Requirement →
Print all of the data exactly.

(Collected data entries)
** START **
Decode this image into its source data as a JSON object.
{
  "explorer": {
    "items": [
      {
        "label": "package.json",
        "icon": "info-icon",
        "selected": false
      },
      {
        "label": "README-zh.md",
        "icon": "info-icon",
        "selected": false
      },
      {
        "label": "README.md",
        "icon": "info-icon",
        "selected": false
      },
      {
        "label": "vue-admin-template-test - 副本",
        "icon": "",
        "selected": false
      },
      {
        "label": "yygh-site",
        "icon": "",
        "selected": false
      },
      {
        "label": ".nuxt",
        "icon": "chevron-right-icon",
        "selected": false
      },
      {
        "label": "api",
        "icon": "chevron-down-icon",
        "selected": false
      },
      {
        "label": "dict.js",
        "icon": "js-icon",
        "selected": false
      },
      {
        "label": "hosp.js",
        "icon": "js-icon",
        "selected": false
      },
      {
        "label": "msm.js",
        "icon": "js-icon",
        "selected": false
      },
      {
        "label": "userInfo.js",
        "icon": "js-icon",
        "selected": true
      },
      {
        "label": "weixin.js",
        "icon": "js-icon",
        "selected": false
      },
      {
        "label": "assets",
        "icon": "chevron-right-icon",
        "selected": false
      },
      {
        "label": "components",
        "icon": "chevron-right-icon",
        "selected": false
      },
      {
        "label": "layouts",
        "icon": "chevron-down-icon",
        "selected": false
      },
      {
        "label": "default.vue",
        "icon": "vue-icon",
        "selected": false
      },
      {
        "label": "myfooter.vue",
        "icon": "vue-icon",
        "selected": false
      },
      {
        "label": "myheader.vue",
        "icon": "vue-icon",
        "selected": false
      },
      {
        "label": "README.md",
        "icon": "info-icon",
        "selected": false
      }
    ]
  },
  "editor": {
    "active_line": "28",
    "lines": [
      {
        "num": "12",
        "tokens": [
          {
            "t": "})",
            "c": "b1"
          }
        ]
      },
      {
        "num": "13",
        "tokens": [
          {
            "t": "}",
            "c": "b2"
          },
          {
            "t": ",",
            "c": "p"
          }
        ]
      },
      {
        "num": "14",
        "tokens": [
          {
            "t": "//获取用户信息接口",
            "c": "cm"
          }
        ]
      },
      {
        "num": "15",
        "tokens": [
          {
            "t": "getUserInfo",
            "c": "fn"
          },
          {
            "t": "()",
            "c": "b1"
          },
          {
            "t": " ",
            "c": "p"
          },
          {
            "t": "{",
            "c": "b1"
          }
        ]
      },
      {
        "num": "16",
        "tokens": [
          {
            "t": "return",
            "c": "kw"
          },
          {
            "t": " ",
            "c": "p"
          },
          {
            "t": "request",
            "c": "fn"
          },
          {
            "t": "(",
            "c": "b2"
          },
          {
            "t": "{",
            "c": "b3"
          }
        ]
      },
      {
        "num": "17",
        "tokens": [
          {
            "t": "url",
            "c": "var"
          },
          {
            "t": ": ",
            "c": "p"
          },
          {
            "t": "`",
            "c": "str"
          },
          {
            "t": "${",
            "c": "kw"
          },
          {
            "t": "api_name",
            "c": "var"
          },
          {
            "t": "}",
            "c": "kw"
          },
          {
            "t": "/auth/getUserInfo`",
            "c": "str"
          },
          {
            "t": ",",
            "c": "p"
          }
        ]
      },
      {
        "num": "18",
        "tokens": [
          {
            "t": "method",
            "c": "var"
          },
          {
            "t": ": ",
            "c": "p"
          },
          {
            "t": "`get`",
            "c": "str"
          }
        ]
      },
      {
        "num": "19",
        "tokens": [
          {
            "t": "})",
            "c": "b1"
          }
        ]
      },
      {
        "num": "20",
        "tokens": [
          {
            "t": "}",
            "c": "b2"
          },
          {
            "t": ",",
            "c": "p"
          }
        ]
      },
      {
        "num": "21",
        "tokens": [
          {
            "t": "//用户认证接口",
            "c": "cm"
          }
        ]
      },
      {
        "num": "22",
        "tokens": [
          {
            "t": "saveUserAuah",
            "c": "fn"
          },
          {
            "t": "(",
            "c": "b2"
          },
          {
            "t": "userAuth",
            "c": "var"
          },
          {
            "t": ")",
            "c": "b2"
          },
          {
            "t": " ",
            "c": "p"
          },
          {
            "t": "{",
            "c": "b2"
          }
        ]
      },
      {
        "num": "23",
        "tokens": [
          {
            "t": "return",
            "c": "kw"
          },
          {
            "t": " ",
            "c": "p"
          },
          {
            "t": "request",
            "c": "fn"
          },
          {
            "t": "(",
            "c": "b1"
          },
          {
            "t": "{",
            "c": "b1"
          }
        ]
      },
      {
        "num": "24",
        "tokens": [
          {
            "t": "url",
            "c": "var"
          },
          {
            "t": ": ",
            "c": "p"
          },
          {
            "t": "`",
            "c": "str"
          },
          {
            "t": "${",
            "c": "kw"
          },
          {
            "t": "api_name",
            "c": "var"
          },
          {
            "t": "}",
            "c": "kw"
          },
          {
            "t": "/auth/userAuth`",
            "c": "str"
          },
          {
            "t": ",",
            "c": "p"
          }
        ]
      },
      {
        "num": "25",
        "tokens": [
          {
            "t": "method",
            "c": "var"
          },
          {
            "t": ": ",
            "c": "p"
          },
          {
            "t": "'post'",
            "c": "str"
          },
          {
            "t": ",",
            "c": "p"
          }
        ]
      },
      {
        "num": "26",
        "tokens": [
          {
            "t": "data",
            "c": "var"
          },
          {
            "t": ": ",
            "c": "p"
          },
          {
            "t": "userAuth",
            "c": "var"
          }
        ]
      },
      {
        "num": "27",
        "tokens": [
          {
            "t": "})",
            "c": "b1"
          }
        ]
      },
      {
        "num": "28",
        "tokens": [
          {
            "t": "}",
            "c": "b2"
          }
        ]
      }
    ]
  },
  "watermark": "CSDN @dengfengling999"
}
** END **
Result of the task →
Decode this image into its source data as a JSON object.
{
  "explorer": {
    "items": [
      {
        "label": "package.json",
        "icon": "info-icon",
        "selected": false
      },
      {
        "label": "README-zh.md",
        "icon": "info-icon",
        "selected": false
      },
      {
        "label": "README.md",
        "icon": "info-icon",
        "selected": false
      },
      {
        "label": "vue-admin-template-test - 副本",
        "icon": "",
        "selected": false
      },
      {
        "label": "yygh-site",
        "icon": "",
        "selected": false
      },
      {
        "label": ".nuxt",
        "icon": "chevron-right-icon",
        "selected": false
      },
      {
        "label": "api",
        "icon": "chevron-down-icon",
        "selected": false
      },
      {
        "label": "dict.js",
        "icon": "js-icon",
        "selected": false
      },
      {
        "label": "hosp.js",
        "icon": "js-icon",
        "selected": false
      },
      {
        "label": "msm.js",
        "icon": "js-icon",
        "selected": false
      },
      {
        "label": "userInfo.js",
        "icon": "js-icon",
        "selected": true
      },
      {
        "label": "weixin.js",
        "icon": "js-icon",
        "selected": false
      },
      {
        "label": "assets",
        "icon": "chevron-right-icon",
        "selected": false
      },
      {
        "label": "components",
        "icon": "chevron-right-icon",
        "selected": false
      },
      {
        "label": "layouts",
        "icon": "chevron-down-icon",
        "selected": false
      },
      {
        "label": "default.vue",
        "icon": "vue-icon",
        "selected": false
      },
      {
        "label": "myfooter.vue",
        "icon": "vue-icon",
        "selected": false
      },
      {
        "label": "myheader.vue",
        "icon": "vue-icon",
        "selected": false
      },
      {
        "label": "README.md",
        "icon": "info-icon",
        "selected": false
      }
    ]
  },
  "editor": {
    "active_line": "28",
    "lines": [
      {
        "num": "12",
        "tokens": [
          {
            "t": "})",
            "c": "b1"
          }
        ]
      },
      {
        "num": "13",
        "tokens": [
          {
            "t": "}",
            "c": "b2"
          },
          {
            "t": ",",
            "c": "p"
          }
        ]
      },
      {
        "num": "14",
        "tokens": [
          {
            "t": "//获取用户信息接口",
            "c": "cm"
          }
        ]
      },
      {
        "num": "15",
        "tokens": [
          {
            "t": "getUserInfo",
            "c": "fn"
          },
          {
            "t": "()",
            "c": "b1"
          },
          {
            "t": " ",
            "c": "p"
          },
          {
            "t": "{",
            "c": "b1"
          }
        ]
      },
      {
        "num": "16",
        "tokens": [
          {
            "t": "return",
            "c": "kw"
          },
          {
            "t": " ",
            "c": "p"
          },
          {
            "t": "request",
            "c": "fn"
          },
          {
            "t": "(",
            "c": "b2"
          },
          {
            "t": "{",
            "c": "b3"
          }
        ]
      },
      {
        "num": "17",
        "tokens": [
          {
            "t": "url",
            "c": "var"
          },
          {
            "t": ": ",
            "c": "p"
          },
          {
            "t": "`",
            "c": "str"
          },
          {
            "t": "${",
            "c": "kw"
          },
          {
            "t": "api_name",
            "c": "var"
          },
          {
            "t": "}",
            "c": "kw"
          },
          {
            "t": "/auth/getUserInfo`",
            "c": "str"
          },
          {
            "t": ",",
            "c": "p"
          }
        ]
      },
      {
        "num": "18",
        "tokens": [
          {
            "t": "method",
            "c": "var"
          },
          {
            "t": ": ",
            "c": "p"
          },
          {
            "t": "`get`",
            "c": "str"
          }
        ]
      },
      {
        "num": "19",
        "tokens": [
          {
            "t": "})",
            "c": "b1"
          }
        ]
      },
      {
        "num": "20",
        "tokens": [
          {
            "t": "}",
            "c": "b2"
          },
          {
            "t": ",",
            "c": "p"
          }
        ]
      },
      {
        "num": "21",
        "tokens": [
          {
            "t": "//用户认证接口",
            "c": "cm"
          }
        ]
      },
      {
        "num": "22",
        "tokens": [
          {
            "t": "saveUserAuah",
            "c": "fn"
          },
          {
            "t": "(",
            "c": "b2"
          },
          {
            "t": "userAuth",
            "c": "var"
          },
          {
            "t": ")",
            "c": "b2"
          },
          {
            "t": " ",
            "c": "p"
          },
          {
            "t": "{",
            "c": "b2"
          }
        ]
      },
      {
        "num": "23",
        "tokens": [
          {
            "t": "return",
            "c": "kw"
          },
          {
            "t": " ",
            "c": "p"
          },
          {
            "t": "request",
            "c": "fn"
          },
          {
            "t": "(",
            "c": "b1"
          },
          {
            "t": "{",
            "c": "b1"
          }
        ]
      },
      {
        "num": "24",
        "tokens": [
          {
            "t": "url",
            "c": "var"
          },
          {
            "t": ": ",
            "c": "p"
          },
          {
            "t": "`",
            "c": "str"
          },
          {
            "t": "${",
            "c": "kw"
          },
          {
            "t": "api_name",
            "c": "var"
          },
          {
            "t": "}",
            "c": "kw"
          },
          {
            "t": "/auth/userAuth`",
            "c": "str"
          },
          {
            "t": ",",
            "c": "p"
          }
        ]
      },
      {
        "num": "25",
        "tokens": [
          {
            "t": "method",
            "c": "var"
          },
          {
            "t": ": ",
            "c": "p"
          },
          {
            "t": "'post'",
            "c": "str"
          },
          {
            "t": ",",
            "c": "p"
          }
        ]
      },
      {
        "num": "26",
        "tokens": [
          {
            "t": "data",
            "c": "var"
          },
          {
            "t": ": ",
            "c": "p"
          },
          {
            "t": "userAuth",
            "c": "var"
          }
        ]
      },
      {
        "num": "27",
        "tokens": [
          {
            "t": "})",
            "c": "b1"
          }
        ]
      },
      {
        "num": "28",
        "tokens": [
          {
            "t": "}",
            "c": "b2"
          }
        ]
      }
    ]
  },
  "watermark": "CSDN @dengfengling999"
}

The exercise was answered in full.